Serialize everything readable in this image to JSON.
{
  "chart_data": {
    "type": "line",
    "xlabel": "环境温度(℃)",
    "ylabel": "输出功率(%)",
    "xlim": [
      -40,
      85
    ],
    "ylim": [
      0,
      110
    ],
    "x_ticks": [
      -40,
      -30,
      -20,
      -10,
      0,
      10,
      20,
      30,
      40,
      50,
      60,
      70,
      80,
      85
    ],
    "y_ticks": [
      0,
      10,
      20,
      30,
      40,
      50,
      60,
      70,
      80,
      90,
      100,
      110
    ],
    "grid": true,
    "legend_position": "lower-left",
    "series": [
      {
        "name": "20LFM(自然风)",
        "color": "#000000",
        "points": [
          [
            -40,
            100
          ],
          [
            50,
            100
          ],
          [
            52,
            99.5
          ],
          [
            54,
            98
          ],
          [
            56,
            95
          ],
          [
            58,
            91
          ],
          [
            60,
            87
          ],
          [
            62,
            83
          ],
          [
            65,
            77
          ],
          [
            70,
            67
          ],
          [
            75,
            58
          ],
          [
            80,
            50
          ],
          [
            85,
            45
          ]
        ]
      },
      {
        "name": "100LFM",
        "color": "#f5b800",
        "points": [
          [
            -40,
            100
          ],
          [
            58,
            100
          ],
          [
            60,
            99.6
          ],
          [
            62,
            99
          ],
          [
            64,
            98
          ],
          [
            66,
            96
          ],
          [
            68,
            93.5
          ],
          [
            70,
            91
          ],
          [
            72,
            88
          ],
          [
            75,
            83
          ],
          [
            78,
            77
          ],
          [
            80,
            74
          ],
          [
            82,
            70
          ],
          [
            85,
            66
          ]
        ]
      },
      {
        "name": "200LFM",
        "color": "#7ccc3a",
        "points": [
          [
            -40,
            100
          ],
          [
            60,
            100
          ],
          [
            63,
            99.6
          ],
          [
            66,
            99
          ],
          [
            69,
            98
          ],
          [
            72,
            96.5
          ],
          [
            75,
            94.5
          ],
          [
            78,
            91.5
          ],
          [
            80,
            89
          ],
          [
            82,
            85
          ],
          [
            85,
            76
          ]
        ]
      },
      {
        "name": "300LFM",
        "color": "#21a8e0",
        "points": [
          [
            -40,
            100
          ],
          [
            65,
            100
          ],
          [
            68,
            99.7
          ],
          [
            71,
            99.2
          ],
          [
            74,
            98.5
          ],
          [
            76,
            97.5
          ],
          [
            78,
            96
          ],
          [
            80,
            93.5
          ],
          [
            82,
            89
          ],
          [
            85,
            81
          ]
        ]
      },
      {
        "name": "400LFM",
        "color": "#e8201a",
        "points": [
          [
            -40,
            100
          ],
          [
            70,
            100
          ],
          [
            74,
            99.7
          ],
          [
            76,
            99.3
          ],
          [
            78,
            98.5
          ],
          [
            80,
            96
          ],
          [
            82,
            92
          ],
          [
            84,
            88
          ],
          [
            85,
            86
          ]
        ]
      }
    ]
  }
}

• • •

— Your instructions —
Determine the number of lines in these entries that contain the word "color", and write only that number.

— Task result —
5